:: The problem ::
Show each line of the data below that contains the word "From". Treat uppercase and lowercase letters as different.

>> Start Dataset content

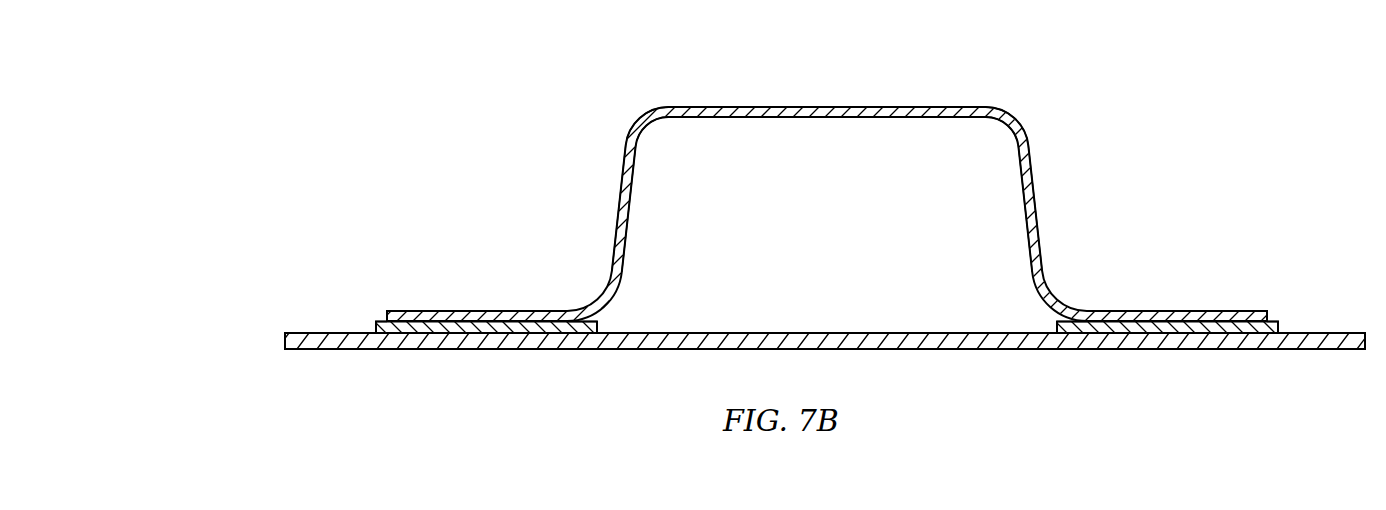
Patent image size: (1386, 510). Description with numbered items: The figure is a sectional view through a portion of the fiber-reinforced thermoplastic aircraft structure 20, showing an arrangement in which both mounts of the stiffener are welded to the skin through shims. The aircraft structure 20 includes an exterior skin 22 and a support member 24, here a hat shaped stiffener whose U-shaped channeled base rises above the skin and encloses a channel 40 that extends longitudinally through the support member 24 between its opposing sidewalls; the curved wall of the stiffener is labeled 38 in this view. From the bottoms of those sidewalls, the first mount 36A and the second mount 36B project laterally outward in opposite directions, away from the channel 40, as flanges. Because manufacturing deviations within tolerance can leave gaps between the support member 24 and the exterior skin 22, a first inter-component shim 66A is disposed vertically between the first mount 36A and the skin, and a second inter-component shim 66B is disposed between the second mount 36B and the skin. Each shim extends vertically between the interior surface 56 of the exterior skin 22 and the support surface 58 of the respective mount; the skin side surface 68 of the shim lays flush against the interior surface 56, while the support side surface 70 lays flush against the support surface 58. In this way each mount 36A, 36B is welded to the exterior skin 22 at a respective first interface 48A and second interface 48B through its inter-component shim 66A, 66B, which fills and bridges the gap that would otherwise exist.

The aircraft structure 20 is at (388, 139).
The exterior skin 22 is at (279, 369).
The support member 24 is at (990, 67).
The first mount 36A is at (481, 308).
The second mount 36B is at (1194, 306).
The membrane sheet 38 is at (1033, 131).
The channel 40 is at (824, 248).
The first interface 48A is at (412, 308).
The second interface 48B is at (1238, 299).
The interior surface 56 is at (903, 333).
The support surface 58 is at (557, 334).
The first inter-component shim 66A is at (366, 321).
The second inter-component shim 66B is at (1282, 323).
The skin side surface 68 is at (505, 334).
The support side surface 70 is at (530, 320).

>> End Dataset content

:: Exercise result ::
Patent image size: (1386, 510). Description with numbered items: The figure is a sectional view through a portion of the fiber-reinforced thermoplastic aircraft structure 20, showing an arrangement in which both mounts of the stiffener are welded to the skin through shims. The aircraft structure 20 includes an exterior skin 22 and a support member 24, here a hat shaped stiffener whose U-shaped channeled base rises above the skin and encloses a channel 40 that extends longitudinally through the support member 24 between its opposing sidewalls; the curved wall of the stiffener is labeled 38 in this view. From the bottoms of those sidewalls, the first mount 36A and the second mount 36B project laterally outward in opposite directions, away from the channel 40, as flanges. Because manufacturing deviations within tolerance can leave gaps between the support member 24 and the exterior skin 22, a first inter-component shim 66A is disposed vertically between the first mount 36A and the skin, and a second inter-component shim 66B is disposed between the second mount 36B and the skin. Each shim extends vertically between the interior surface 56 of the exterior skin 22 and the support surface 58 of the respective mount; the skin side surface 68 of the shim lays flush against the interior surface 56, while the support side surface 70 lays flush against the support surface 58. In this way each mount 36A, 36B is welded to the exterior skin 22 at a respective first interface 48A and second interface 48B through its inter-component shim 66A, 66B, which fills and bridges the gap that would otherwise exist.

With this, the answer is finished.